Listings of elements and regions
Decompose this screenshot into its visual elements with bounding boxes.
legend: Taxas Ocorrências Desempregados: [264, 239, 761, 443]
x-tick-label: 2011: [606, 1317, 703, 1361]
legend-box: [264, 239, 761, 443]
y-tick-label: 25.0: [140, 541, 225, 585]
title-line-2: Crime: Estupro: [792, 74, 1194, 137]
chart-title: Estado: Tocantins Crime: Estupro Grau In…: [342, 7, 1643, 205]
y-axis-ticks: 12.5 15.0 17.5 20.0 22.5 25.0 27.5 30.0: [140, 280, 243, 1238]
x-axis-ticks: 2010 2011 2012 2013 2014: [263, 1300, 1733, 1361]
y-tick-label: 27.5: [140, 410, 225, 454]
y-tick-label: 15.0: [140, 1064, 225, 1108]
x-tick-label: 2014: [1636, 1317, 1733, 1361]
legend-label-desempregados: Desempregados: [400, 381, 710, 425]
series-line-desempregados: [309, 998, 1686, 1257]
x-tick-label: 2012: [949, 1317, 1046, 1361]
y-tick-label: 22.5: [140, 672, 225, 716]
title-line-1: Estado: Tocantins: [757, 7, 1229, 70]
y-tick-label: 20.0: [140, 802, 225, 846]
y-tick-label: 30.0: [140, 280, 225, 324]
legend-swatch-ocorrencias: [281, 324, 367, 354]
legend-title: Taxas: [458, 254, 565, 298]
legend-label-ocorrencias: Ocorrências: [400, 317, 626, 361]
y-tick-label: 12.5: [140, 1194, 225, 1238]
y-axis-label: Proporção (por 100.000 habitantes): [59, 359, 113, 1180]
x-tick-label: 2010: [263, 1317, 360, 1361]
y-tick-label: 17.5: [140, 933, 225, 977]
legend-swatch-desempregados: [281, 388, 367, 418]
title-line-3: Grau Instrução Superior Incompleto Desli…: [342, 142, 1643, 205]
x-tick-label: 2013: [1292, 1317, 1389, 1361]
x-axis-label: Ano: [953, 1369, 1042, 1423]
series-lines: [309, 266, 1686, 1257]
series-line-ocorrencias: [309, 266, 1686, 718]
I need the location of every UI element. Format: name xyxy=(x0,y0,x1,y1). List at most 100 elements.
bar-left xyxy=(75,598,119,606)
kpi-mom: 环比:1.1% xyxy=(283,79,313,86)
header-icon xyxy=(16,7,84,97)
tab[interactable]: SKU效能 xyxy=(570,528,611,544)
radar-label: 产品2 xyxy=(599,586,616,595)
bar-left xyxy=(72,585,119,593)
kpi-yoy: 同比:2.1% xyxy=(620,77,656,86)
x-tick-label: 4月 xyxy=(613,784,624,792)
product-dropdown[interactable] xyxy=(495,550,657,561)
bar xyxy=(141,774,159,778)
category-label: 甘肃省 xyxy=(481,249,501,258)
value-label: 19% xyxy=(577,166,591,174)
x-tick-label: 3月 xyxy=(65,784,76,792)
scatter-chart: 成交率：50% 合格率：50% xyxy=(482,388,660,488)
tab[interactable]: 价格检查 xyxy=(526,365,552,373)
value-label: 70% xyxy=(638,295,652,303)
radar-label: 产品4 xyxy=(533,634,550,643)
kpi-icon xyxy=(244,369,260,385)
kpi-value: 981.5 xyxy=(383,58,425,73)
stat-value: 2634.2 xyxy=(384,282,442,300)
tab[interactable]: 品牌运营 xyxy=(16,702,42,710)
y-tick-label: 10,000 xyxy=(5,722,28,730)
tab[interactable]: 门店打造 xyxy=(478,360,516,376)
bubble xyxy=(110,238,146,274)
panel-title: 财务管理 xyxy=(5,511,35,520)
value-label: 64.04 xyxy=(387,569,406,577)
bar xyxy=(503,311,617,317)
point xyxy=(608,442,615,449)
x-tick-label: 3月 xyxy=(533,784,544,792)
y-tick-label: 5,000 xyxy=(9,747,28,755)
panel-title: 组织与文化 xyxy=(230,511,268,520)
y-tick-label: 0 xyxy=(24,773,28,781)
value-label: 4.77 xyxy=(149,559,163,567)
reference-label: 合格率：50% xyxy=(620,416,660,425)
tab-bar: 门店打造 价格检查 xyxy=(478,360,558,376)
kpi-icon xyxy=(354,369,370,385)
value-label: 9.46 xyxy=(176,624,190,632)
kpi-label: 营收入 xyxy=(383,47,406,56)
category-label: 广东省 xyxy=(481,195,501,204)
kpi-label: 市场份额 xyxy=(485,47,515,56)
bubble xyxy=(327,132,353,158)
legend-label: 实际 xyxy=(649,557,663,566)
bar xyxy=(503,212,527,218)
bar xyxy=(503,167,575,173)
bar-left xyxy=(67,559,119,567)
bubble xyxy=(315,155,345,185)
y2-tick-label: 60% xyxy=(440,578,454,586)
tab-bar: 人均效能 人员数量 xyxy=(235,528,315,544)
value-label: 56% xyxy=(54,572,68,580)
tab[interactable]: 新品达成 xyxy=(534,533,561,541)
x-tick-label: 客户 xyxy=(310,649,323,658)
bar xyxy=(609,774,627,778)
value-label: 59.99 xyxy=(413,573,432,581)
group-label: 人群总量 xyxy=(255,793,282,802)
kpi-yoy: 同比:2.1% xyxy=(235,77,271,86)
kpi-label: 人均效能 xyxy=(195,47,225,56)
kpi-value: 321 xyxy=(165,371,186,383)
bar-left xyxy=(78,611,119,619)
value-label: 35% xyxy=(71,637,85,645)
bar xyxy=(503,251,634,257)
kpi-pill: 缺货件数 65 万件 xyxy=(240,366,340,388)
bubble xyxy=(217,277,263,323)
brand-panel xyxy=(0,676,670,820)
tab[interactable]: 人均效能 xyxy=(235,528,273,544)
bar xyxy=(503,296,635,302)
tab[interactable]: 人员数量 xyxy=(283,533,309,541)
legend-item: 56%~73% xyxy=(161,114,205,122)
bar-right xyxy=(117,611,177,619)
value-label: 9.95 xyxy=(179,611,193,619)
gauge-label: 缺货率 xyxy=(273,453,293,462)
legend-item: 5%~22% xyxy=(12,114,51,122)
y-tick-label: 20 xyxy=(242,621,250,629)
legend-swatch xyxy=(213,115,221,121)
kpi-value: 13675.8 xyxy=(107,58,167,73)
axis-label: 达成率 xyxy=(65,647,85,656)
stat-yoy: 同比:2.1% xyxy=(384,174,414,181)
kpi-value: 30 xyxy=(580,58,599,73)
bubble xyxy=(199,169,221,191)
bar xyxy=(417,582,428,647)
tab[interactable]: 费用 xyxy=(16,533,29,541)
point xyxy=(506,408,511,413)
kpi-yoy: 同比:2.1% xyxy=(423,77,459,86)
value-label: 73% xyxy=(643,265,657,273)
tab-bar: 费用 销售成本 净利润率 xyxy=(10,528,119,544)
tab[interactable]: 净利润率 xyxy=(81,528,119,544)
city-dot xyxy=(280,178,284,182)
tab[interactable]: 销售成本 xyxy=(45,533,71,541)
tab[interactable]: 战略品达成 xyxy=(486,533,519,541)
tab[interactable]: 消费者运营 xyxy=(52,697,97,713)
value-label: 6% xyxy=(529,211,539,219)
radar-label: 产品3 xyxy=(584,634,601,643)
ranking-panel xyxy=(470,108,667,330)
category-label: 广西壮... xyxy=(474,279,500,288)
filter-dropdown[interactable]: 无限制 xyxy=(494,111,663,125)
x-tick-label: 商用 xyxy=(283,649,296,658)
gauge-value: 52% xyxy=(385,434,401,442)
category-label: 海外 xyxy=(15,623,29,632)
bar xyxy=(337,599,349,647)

_What the task asks_.
Which lines above contain the string "swatch"? Extract every such line in full, matching case exactly.

_Right answer_.
legend-swatch-ocorrencias: [281, 324, 367, 354]
legend-swatch-desempregados: [281, 388, 367, 418]
legend-swatch xyxy=(213,115,221,121)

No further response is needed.